___ Record list

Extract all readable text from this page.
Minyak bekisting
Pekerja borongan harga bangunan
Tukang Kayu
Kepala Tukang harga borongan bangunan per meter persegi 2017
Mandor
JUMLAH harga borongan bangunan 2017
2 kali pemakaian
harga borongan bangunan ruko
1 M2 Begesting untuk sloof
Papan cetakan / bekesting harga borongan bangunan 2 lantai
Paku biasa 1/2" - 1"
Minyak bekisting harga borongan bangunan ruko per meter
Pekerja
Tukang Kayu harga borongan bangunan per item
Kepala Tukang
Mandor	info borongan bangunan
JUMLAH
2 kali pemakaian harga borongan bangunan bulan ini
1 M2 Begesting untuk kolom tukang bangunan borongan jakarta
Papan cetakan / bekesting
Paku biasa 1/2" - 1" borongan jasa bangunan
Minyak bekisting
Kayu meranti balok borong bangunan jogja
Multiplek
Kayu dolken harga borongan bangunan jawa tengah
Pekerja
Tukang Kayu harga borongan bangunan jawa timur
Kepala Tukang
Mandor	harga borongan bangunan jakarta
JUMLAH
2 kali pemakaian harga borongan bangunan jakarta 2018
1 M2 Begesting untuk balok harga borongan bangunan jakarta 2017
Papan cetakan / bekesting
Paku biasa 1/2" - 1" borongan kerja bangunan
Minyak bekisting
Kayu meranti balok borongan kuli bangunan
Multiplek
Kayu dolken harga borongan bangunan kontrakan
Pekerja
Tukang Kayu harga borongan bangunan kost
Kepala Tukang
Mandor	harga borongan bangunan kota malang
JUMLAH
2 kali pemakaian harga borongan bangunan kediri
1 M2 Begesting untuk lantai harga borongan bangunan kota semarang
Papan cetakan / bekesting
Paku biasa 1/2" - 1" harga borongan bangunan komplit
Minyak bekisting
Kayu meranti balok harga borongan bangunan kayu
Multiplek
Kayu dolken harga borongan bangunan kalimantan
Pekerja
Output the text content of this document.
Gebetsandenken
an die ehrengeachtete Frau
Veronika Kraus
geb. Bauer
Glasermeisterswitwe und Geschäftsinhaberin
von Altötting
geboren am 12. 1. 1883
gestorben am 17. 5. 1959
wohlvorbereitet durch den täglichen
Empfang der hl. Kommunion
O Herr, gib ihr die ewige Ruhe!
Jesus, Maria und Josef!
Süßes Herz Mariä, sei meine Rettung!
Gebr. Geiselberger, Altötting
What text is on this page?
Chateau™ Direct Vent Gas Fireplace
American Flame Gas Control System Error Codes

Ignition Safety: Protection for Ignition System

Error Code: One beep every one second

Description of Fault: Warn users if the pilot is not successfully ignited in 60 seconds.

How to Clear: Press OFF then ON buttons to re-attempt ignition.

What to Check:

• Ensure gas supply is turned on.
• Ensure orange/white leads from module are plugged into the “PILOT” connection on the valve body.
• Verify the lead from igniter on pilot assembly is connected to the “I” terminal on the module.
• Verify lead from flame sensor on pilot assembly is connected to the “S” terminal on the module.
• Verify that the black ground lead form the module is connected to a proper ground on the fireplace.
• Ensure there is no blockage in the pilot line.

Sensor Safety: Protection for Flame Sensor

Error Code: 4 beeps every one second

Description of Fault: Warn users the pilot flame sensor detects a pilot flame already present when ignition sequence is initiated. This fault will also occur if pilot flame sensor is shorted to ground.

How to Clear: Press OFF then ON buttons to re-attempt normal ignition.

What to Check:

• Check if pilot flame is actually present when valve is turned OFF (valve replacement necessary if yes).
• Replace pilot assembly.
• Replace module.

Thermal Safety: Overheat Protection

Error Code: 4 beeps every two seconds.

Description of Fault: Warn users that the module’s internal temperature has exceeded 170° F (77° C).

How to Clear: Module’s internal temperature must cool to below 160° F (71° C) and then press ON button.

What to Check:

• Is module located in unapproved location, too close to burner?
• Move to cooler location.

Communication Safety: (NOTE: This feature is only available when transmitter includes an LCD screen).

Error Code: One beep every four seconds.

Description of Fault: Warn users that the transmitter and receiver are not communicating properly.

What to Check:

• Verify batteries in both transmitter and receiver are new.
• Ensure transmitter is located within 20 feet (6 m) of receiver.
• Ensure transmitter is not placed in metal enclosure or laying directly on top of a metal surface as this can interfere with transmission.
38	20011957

______
___ Record list

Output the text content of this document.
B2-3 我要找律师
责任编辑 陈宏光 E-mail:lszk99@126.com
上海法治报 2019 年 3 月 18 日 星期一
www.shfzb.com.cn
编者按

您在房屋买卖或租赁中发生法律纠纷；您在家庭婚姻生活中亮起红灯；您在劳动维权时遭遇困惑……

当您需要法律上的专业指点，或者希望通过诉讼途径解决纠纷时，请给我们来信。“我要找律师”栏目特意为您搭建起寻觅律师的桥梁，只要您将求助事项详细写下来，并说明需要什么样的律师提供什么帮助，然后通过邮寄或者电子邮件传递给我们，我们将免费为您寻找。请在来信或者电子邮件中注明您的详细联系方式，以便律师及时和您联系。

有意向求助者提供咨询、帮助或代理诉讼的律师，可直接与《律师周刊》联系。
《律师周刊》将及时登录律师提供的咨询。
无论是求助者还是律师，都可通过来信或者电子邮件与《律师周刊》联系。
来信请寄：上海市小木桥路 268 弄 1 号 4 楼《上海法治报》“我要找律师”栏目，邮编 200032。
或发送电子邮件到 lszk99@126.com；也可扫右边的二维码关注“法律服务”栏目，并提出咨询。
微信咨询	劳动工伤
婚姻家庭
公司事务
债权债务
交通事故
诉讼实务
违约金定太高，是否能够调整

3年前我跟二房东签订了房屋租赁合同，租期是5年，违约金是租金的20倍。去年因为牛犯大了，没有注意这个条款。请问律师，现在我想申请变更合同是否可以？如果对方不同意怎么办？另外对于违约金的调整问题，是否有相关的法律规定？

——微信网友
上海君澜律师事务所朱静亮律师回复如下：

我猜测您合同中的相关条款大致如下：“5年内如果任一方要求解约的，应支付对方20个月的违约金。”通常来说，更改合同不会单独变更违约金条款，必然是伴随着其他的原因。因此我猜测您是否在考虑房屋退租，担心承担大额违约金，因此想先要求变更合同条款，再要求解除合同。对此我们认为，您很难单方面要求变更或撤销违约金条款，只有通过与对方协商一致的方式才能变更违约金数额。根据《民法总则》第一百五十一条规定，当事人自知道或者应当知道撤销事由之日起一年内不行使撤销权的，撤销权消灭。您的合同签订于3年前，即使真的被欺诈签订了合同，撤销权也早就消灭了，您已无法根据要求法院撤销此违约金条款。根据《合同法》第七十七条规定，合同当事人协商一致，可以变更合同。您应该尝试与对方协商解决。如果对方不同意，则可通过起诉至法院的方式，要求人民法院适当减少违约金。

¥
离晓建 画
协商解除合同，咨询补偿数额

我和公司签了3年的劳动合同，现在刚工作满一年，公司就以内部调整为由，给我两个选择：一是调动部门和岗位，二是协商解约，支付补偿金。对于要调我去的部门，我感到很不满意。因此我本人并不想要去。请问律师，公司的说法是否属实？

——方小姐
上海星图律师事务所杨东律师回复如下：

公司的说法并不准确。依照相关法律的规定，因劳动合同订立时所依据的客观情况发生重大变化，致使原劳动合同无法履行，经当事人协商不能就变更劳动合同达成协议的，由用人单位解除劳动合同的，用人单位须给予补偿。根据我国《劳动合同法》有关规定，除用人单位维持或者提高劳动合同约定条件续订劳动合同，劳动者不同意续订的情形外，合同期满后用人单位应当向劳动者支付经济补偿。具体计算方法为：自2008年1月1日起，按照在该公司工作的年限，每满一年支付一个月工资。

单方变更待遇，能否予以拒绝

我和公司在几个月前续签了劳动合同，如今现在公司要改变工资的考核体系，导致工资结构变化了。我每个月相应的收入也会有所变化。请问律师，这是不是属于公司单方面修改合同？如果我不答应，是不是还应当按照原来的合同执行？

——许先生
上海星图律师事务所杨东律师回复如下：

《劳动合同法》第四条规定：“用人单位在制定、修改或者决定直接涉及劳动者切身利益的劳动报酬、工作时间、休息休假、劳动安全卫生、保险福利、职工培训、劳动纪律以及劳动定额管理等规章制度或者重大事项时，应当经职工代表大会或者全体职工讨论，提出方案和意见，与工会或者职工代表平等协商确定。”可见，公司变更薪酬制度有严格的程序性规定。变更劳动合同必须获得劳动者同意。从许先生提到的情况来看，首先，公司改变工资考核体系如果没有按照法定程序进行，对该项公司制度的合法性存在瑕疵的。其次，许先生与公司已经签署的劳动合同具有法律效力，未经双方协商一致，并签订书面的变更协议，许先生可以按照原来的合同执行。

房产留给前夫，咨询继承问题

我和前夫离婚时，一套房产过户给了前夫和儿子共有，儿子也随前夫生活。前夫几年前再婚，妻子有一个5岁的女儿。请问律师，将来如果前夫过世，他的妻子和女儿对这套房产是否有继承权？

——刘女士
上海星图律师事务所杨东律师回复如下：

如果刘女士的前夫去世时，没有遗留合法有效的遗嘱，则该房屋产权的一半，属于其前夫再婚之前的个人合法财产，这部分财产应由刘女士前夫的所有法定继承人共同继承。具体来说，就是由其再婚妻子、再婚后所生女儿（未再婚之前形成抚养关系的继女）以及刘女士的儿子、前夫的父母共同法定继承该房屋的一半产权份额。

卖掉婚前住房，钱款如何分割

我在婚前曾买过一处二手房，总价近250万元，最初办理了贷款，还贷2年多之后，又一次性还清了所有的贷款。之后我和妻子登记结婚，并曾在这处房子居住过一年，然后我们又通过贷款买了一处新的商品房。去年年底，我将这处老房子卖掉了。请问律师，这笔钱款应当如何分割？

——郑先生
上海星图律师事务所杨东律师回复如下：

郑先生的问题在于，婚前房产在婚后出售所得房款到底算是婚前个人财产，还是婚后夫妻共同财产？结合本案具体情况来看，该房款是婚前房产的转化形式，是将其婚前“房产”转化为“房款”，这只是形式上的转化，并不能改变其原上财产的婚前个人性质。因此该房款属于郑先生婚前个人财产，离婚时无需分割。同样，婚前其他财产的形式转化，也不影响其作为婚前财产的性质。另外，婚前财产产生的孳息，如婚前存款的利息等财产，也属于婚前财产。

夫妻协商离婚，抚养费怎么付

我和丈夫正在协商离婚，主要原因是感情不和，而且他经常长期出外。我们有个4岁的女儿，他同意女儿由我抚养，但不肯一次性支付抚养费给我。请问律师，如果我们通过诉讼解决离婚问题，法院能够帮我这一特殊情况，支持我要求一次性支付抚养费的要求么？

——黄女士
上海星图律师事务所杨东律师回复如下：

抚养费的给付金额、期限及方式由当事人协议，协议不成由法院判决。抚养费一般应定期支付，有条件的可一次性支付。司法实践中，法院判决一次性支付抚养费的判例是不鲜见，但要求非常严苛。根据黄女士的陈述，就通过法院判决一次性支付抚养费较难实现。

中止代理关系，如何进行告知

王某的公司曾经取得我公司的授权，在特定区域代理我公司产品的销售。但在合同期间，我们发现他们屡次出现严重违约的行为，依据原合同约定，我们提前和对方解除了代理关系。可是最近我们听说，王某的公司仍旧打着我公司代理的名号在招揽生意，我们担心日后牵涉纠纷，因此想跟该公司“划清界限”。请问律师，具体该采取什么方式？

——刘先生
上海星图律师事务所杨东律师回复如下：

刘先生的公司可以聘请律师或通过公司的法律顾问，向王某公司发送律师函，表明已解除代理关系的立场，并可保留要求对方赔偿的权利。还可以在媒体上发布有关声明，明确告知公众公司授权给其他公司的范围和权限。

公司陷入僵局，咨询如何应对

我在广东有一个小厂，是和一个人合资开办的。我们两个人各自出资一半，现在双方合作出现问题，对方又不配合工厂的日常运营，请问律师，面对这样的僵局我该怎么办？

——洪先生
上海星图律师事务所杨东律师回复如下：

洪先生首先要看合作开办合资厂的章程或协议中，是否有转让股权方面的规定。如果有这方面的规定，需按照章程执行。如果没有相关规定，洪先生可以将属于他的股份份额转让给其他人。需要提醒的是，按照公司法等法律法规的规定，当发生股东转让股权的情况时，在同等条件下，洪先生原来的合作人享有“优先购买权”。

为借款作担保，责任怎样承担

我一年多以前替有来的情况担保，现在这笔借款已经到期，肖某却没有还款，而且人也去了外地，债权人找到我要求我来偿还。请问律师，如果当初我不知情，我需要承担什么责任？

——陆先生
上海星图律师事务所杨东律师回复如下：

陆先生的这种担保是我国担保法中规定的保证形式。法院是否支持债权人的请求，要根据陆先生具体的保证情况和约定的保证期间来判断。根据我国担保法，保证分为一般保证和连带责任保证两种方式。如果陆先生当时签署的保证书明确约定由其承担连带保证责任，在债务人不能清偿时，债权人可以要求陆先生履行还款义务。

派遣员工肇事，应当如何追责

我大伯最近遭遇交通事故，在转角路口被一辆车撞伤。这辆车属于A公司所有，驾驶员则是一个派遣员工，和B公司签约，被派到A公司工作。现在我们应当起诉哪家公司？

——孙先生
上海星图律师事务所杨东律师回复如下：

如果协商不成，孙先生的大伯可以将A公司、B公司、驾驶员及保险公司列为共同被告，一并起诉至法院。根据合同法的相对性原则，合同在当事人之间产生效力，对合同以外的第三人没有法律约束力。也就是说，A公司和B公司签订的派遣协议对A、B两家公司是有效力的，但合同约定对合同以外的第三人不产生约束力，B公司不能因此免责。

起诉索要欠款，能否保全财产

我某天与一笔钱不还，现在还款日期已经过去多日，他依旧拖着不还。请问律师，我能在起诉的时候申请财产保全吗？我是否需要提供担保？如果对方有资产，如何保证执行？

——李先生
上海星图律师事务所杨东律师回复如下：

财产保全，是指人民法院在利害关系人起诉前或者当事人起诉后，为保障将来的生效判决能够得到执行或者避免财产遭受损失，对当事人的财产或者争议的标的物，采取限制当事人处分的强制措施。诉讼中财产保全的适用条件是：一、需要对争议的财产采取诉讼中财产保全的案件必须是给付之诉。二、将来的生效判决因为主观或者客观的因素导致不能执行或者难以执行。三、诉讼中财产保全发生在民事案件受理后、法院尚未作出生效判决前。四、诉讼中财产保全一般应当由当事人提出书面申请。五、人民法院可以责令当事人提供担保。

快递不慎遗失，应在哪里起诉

______
___ Record list

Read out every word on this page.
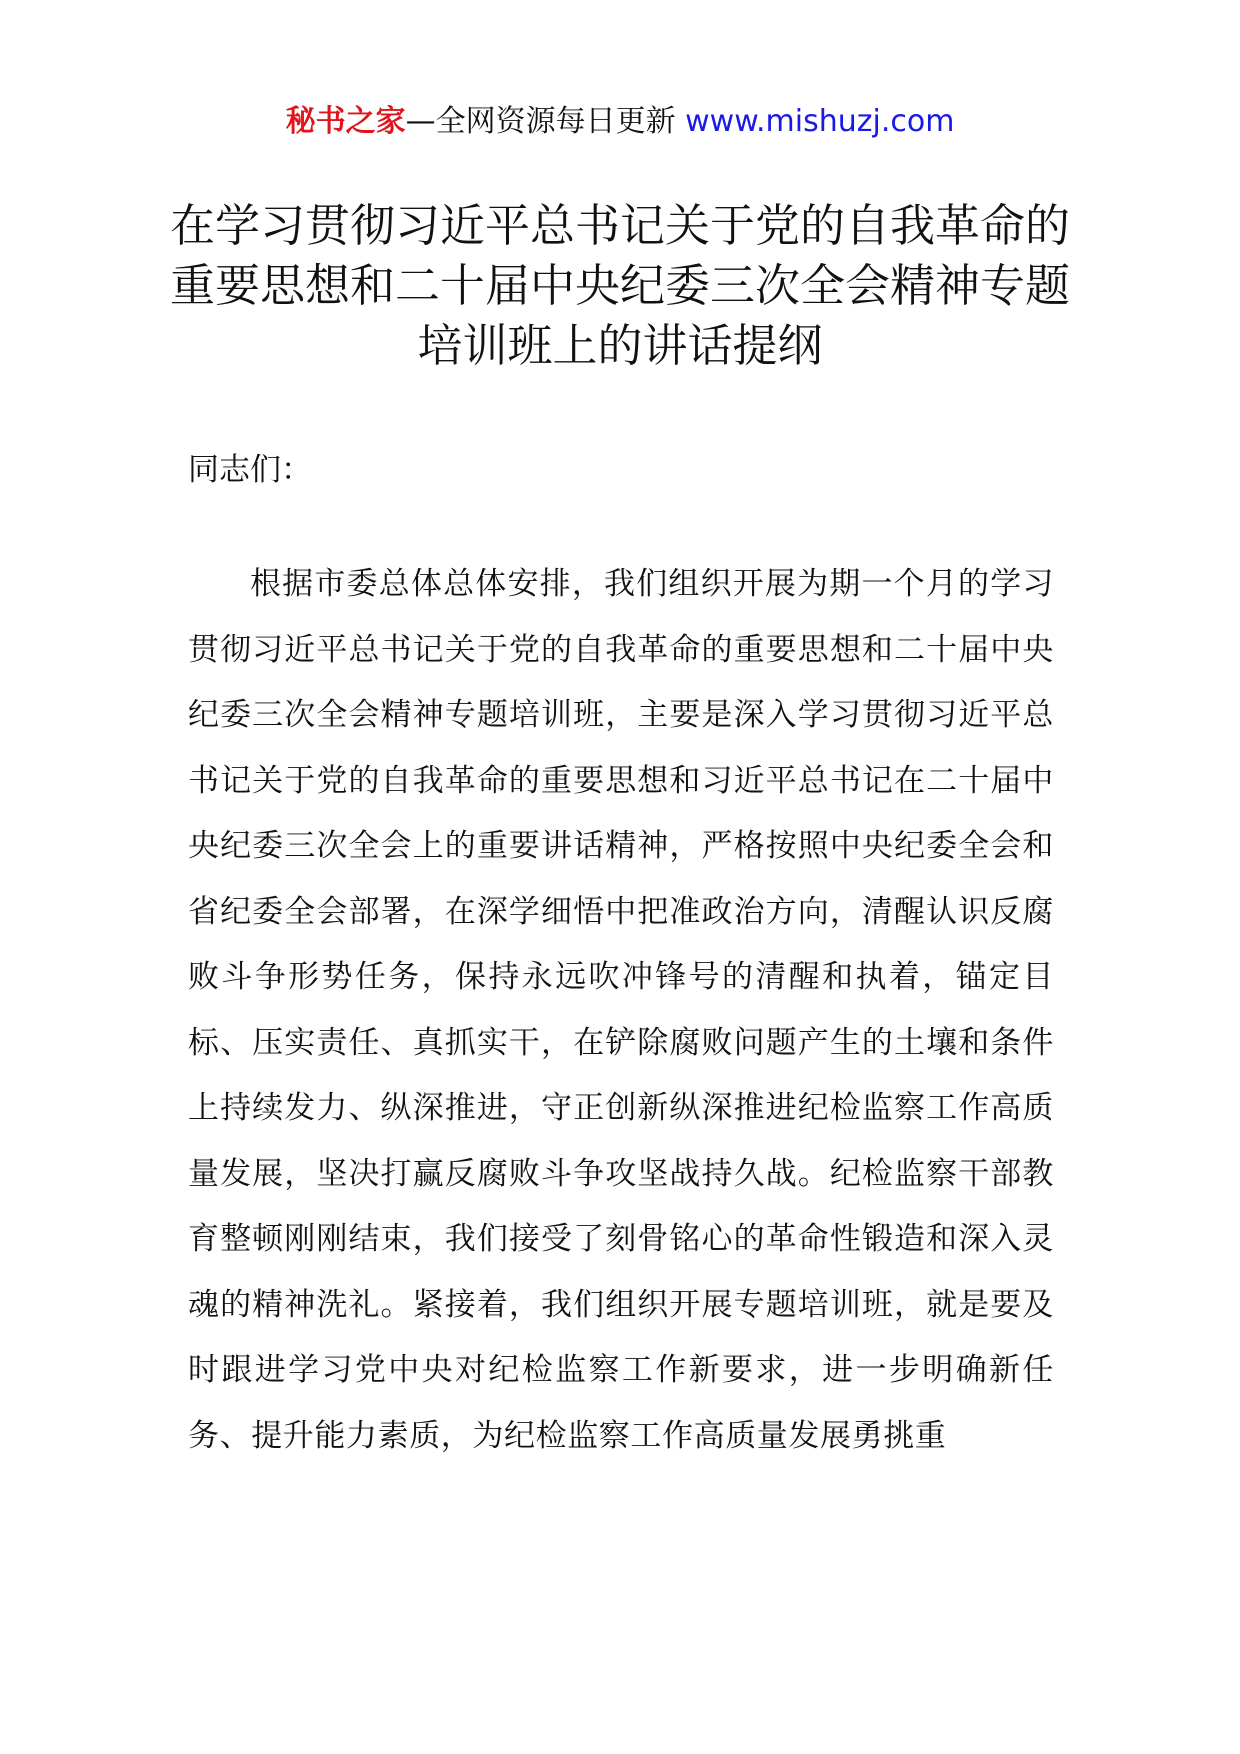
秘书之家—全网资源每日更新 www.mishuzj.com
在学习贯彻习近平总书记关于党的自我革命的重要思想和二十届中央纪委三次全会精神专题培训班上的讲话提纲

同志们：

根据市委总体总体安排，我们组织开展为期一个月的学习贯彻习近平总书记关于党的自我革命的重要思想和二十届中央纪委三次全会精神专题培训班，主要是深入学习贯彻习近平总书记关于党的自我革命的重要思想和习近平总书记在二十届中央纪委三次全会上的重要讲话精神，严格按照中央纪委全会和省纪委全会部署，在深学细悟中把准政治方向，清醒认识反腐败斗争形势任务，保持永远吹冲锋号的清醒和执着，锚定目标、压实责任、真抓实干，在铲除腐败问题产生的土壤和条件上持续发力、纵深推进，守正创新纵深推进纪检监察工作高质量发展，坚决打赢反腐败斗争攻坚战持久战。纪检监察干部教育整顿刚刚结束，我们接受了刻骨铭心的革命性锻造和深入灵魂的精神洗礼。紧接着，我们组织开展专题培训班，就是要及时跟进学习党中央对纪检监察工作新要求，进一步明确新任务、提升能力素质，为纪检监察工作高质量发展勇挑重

______

Task objective ::
Copy every line of the listing that includes the string "page".

Solution to this exercise ::
Extract all readable text from this page.
What text is on this page?
Read out every word on this page.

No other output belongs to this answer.